Data for this exercise
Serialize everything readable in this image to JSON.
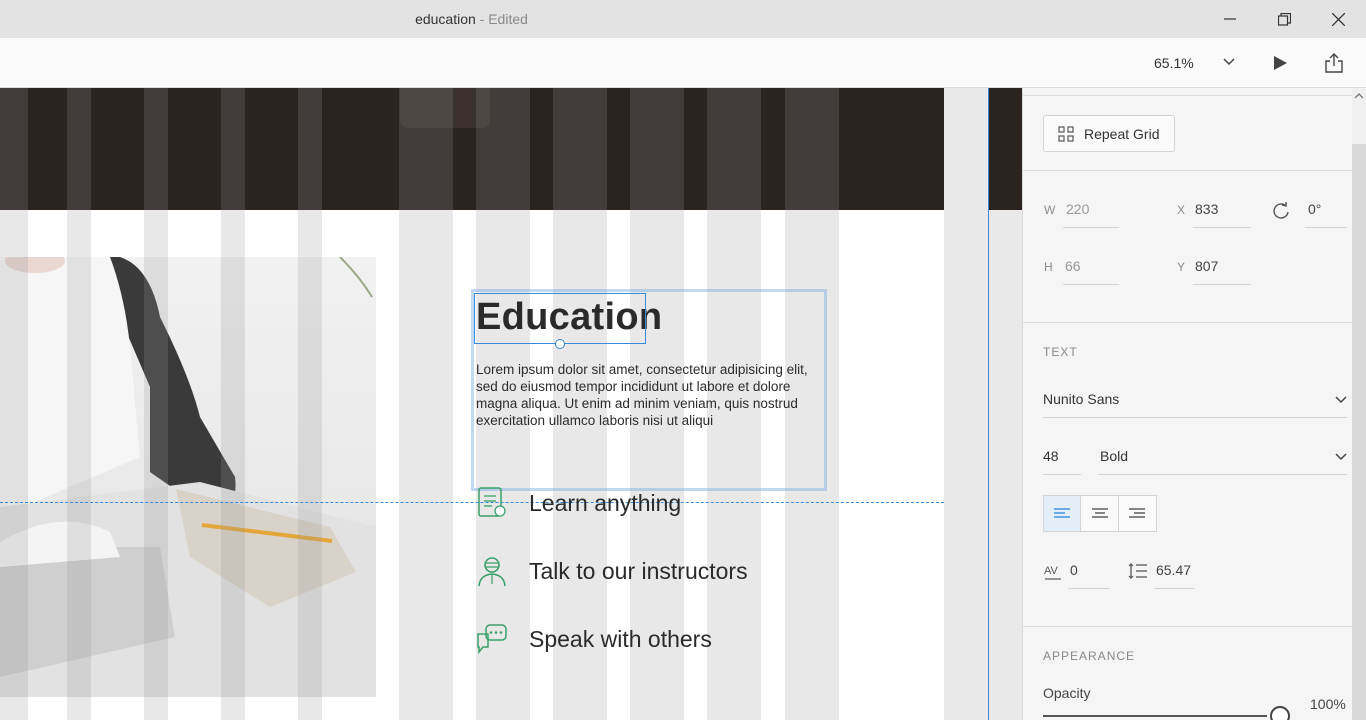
{
  "window": {
    "title": "education",
    "status": " - Edited",
    "controls": [
      "minimize",
      "restore",
      "close"
    ]
  },
  "toolbar": {
    "zoom": "65.1%",
    "play_icon": "play-icon",
    "share_icon": "share-icon"
  },
  "artboard": {
    "heading": "Education",
    "body": "Lorem ipsum dolor sit amet, consectetur adipisicing elit, sed do eiusmod tempor incididunt ut labore et dolore magna aliqua. Ut enim ad minim veniam, quis nostrud exercitation ullamco laboris nisi ut aliqui",
    "features": [
      {
        "label": "Learn anything",
        "icon": "document-icon"
      },
      {
        "label": "Talk to our instructors",
        "icon": "instructor-icon"
      },
      {
        "label": "Speak with others",
        "icon": "chat-icon"
      }
    ],
    "accent_color": "#3aa06a",
    "selection_color": "#3b8ad8"
  },
  "panel": {
    "repeat_grid": "Repeat Grid",
    "w_label": "W",
    "w_value": "220",
    "x_label": "X",
    "x_value": "833",
    "rotation": "0°",
    "h_label": "H",
    "h_value": "66",
    "y_label": "Y",
    "y_value": "807",
    "text_section": "TEXT",
    "font_family": "Nunito Sans",
    "font_size": "48",
    "font_weight": "Bold",
    "char_spacing": "0",
    "line_spacing": "65.47",
    "appearance_section": "APPEARANCE",
    "opacity_label": "Opacity",
    "opacity_value": "100%",
    "opacity_level": 1.0
  }
}
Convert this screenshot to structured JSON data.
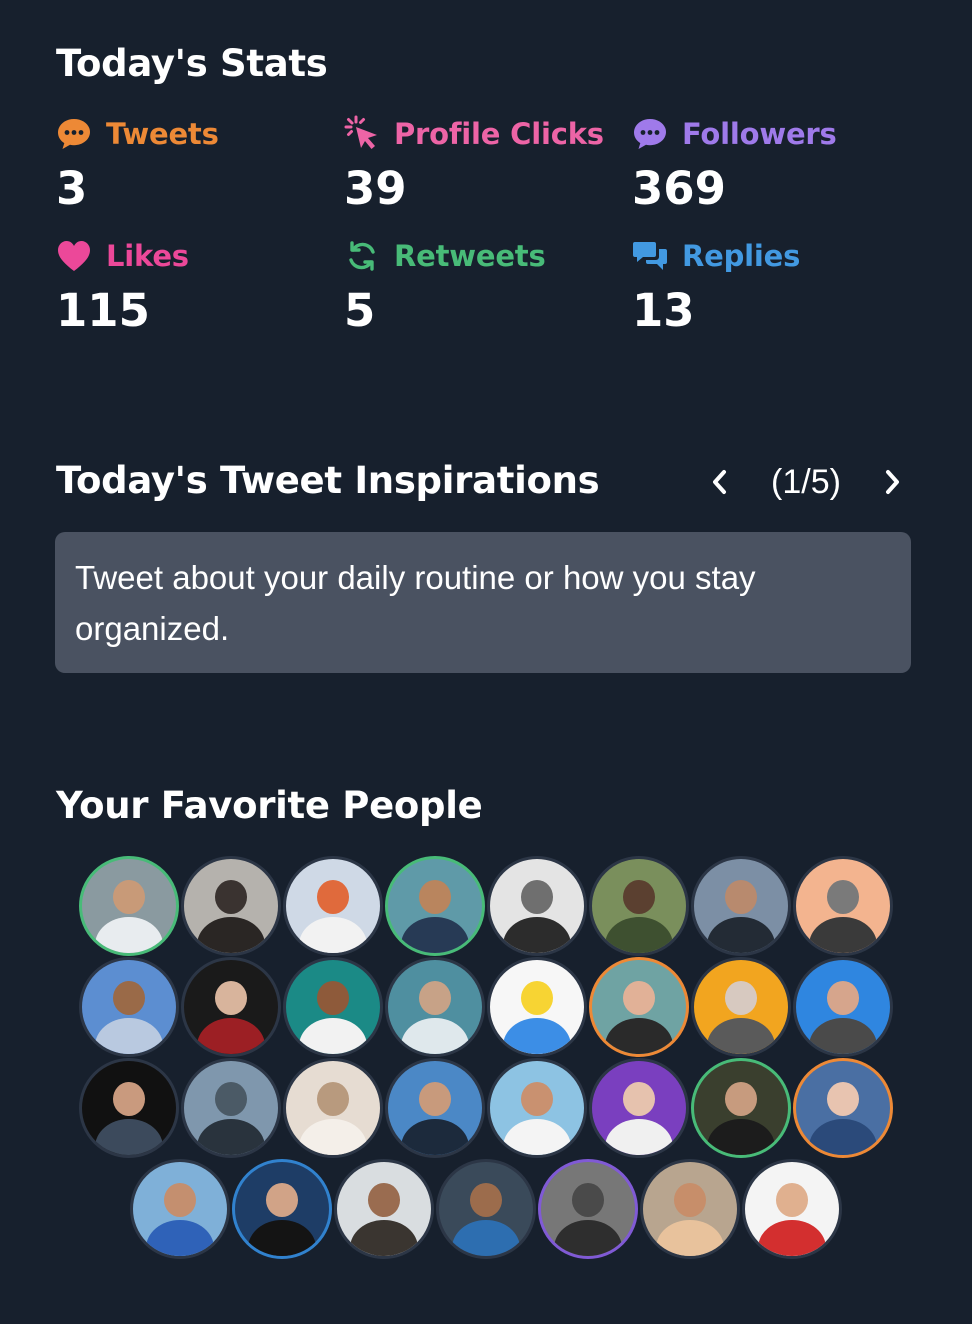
{
  "stats": {
    "title": "Today's Stats",
    "items": [
      {
        "label": "Tweets",
        "value": "3",
        "color": "#ed8936",
        "icon": "chat-bubble-icon"
      },
      {
        "label": "Profile Clicks",
        "value": "39",
        "color": "#ed64a6",
        "icon": "cursor-click-icon"
      },
      {
        "label": "Followers",
        "value": "369",
        "color": "#9f7aea",
        "icon": "chat-bubble-icon"
      },
      {
        "label": "Likes",
        "value": "115",
        "color": "#ec4899",
        "icon": "heart-icon"
      },
      {
        "label": "Retweets",
        "value": "5",
        "color": "#48bb78",
        "icon": "retweet-icon"
      },
      {
        "label": "Replies",
        "value": "13",
        "color": "#4299e1",
        "icon": "replies-icon"
      }
    ]
  },
  "inspirations": {
    "title": "Today's Tweet Inspirations",
    "counter": "(1/5)",
    "text": "Tweet about your daily routine or how you stay organized."
  },
  "favorites": {
    "title": "Your Favorite People",
    "ring_colors": {
      "green": "#48bb78",
      "orange": "#ed8936",
      "purple": "#805ad5",
      "blue": "#3182ce",
      "none": "#2c3646"
    }
  }
}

Do this
Pictures are excluded; output everything else in the data verbatim.

Full solution
Serialize everything readable in this image to JSON.
{
  "window": {
    "title": "education",
    "status": " - Edited",
    "controls": [
      "minimize",
      "restore",
      "close"
    ]
  },
  "toolbar": {
    "zoom": "65.1%",
    "play_icon": "play-icon",
    "share_icon": "share-icon"
  },
  "artboard": {
    "heading": "Education",
    "body": "Lorem ipsum dolor sit amet, consectetur adipisicing elit, sed do eiusmod tempor incididunt ut labore et dolore magna aliqua. Ut enim ad minim veniam, quis nostrud exercitation ullamco laboris nisi ut aliqui",
    "features": [
      {
        "label": "Learn anything",
        "icon": "document-icon"
      },
      {
        "label": "Talk to our instructors",
        "icon": "instructor-icon"
      },
      {
        "label": "Speak with others",
        "icon": "chat-icon"
      }
    ],
    "accent_color": "#3aa06a",
    "selection_color": "#3b8ad8"
  },
  "panel": {
    "repeat_grid": "Repeat Grid",
    "w_label": "W",
    "w_value": "220",
    "x_label": "X",
    "x_value": "833",
    "rotation": "0°",
    "h_label": "H",
    "h_value": "66",
    "y_label": "Y",
    "y_value": "807",
    "text_section": "TEXT",
    "font_family": "Nunito Sans",
    "font_size": "48",
    "font_weight": "Bold",
    "char_spacing": "0",
    "line_spacing": "65.47",
    "appearance_section": "APPEARANCE",
    "opacity_label": "Opacity",
    "opacity_value": "100%",
    "opacity_level": 1.0
  }
}
Convert this screenshot to structured JSON data.
{
  "stats": {
    "title": "Today's Stats",
    "items": [
      {
        "label": "Tweets",
        "value": "3",
        "color": "#ed8936",
        "icon": "chat-bubble-icon"
      },
      {
        "label": "Profile Clicks",
        "value": "39",
        "color": "#ed64a6",
        "icon": "cursor-click-icon"
      },
      {
        "label": "Followers",
        "value": "369",
        "color": "#9f7aea",
        "icon": "chat-bubble-icon"
      },
      {
        "label": "Likes",
        "value": "115",
        "color": "#ec4899",
        "icon": "heart-icon"
      },
      {
        "label": "Retweets",
        "value": "5",
        "color": "#48bb78",
        "icon": "retweet-icon"
      },
      {
        "label": "Replies",
        "value": "13",
        "color": "#4299e1",
        "icon": "replies-icon"
      }
    ]
  },
  "inspirations": {
    "title": "Today's Tweet Inspirations",
    "counter": "(1/5)",
    "text": "Tweet about your daily routine or how you stay organized."
  },
  "favorites": {
    "title": "Your Favorite People",
    "ring_colors": {
      "green": "#48bb78",
      "orange": "#ed8936",
      "purple": "#805ad5",
      "blue": "#3182ce",
      "none": "#2c3646"
    }
  }
}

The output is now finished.